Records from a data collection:
════

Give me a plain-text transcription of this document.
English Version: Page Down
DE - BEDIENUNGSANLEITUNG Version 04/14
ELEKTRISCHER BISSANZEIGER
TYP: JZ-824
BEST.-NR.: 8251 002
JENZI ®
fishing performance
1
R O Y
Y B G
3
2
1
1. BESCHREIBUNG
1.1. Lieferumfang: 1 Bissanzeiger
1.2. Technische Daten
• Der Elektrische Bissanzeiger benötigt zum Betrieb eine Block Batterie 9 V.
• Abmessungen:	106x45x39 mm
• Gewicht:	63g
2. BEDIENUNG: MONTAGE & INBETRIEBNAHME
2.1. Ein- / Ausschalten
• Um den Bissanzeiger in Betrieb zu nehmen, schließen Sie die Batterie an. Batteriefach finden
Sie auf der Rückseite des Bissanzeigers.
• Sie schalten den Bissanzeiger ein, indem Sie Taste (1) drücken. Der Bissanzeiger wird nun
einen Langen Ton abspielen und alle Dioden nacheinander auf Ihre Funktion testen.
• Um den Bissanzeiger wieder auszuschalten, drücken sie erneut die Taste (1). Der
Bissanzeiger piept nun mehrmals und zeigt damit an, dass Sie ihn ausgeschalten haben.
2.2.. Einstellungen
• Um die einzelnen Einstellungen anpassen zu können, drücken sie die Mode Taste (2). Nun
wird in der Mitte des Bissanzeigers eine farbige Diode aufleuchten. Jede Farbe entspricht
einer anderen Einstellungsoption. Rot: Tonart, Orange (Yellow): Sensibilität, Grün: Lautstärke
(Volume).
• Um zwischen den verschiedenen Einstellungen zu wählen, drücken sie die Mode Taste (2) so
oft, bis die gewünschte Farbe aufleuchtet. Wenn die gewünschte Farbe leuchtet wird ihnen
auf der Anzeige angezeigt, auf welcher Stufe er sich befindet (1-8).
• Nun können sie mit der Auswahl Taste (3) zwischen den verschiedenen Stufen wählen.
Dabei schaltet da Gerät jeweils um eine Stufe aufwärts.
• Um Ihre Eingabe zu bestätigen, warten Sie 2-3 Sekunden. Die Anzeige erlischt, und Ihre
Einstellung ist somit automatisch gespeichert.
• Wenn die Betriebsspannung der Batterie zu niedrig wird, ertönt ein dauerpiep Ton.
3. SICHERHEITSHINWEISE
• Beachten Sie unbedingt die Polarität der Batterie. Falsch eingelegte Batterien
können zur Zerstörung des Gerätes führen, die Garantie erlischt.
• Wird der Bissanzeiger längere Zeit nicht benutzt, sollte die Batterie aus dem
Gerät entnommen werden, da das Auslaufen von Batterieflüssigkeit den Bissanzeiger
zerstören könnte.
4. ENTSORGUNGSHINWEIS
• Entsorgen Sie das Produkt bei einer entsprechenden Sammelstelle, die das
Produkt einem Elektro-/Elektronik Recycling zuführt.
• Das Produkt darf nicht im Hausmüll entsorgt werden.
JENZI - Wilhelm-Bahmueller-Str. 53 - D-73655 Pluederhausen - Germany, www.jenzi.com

════

GOAL: Return the material exactly as it stands.

RESPONSE TO THE EXERCISE:
Give me a plain-text transcription of this document.
English Version: Page Down
DE - BEDIENUNGSANLEITUNG Version 04/14
ELEKTRISCHER BISSANZEIGER
TYP: JZ-824
BEST.-NR.: 8251 002
JENZI ®
fishing performance
1
R O Y
Y B G
3
2
1
1. BESCHREIBUNG
1.1. Lieferumfang: 1 Bissanzeiger
1.2. Technische Daten
• Der Elektrische Bissanzeiger benötigt zum Betrieb eine Block Batterie 9 V.
• Abmessungen:	106x45x39 mm
• Gewicht:	63g
2. BEDIENUNG: MONTAGE & INBETRIEBNAHME
2.1. Ein- / Ausschalten
• Um den Bissanzeiger in Betrieb zu nehmen, schließen Sie die Batterie an. Batteriefach finden
Sie auf der Rückseite des Bissanzeigers.
• Sie schalten den Bissanzeiger ein, indem Sie Taste (1) drücken. Der Bissanzeiger wird nun
einen Langen Ton abspielen und alle Dioden nacheinander auf Ihre Funktion testen.
• Um den Bissanzeiger wieder auszuschalten, drücken sie erneut die Taste (1). Der
Bissanzeiger piept nun mehrmals und zeigt damit an, dass Sie ihn ausgeschalten haben.
2.2.. Einstellungen
• Um die einzelnen Einstellungen anpassen zu können, drücken sie die Mode Taste (2). Nun
wird in der Mitte des Bissanzeigers eine farbige Diode aufleuchten. Jede Farbe entspricht
einer anderen Einstellungsoption. Rot: Tonart, Orange (Yellow): Sensibilität, Grün: Lautstärke
(Volume).
• Um zwischen den verschiedenen Einstellungen zu wählen, drücken sie die Mode Taste (2) so
oft, bis die gewünschte Farbe aufleuchtet. Wenn die gewünschte Farbe leuchtet wird ihnen
auf der Anzeige angezeigt, auf welcher Stufe er sich befindet (1-8).
• Nun können sie mit der Auswahl Taste (3) zwischen den verschiedenen Stufen wählen.
Dabei schaltet da Gerät jeweils um eine Stufe aufwärts.
• Um Ihre Eingabe zu bestätigen, warten Sie 2-3 Sekunden. Die Anzeige erlischt, und Ihre
Einstellung ist somit automatisch gespeichert.
• Wenn die Betriebsspannung der Batterie zu niedrig wird, ertönt ein dauerpiep Ton.
3. SICHERHEITSHINWEISE
• Beachten Sie unbedingt die Polarität der Batterie. Falsch eingelegte Batterien
können zur Zerstörung des Gerätes führen, die Garantie erlischt.
• Wird der Bissanzeiger längere Zeit nicht benutzt, sollte die Batterie aus dem
Gerät entnommen werden, da das Auslaufen von Batterieflüssigkeit den Bissanzeiger
zerstören könnte.
4. ENTSORGUNGSHINWEIS
• Entsorgen Sie das Produkt bei einer entsprechenden Sammelstelle, die das
Produkt einem Elektro-/Elektronik Recycling zuführt.
• Das Produkt darf nicht im Hausmüll entsorgt werden.
JENZI - Wilhelm-Bahmueller-Str. 53 - D-73655 Pluederhausen - Germany, www.jenzi.com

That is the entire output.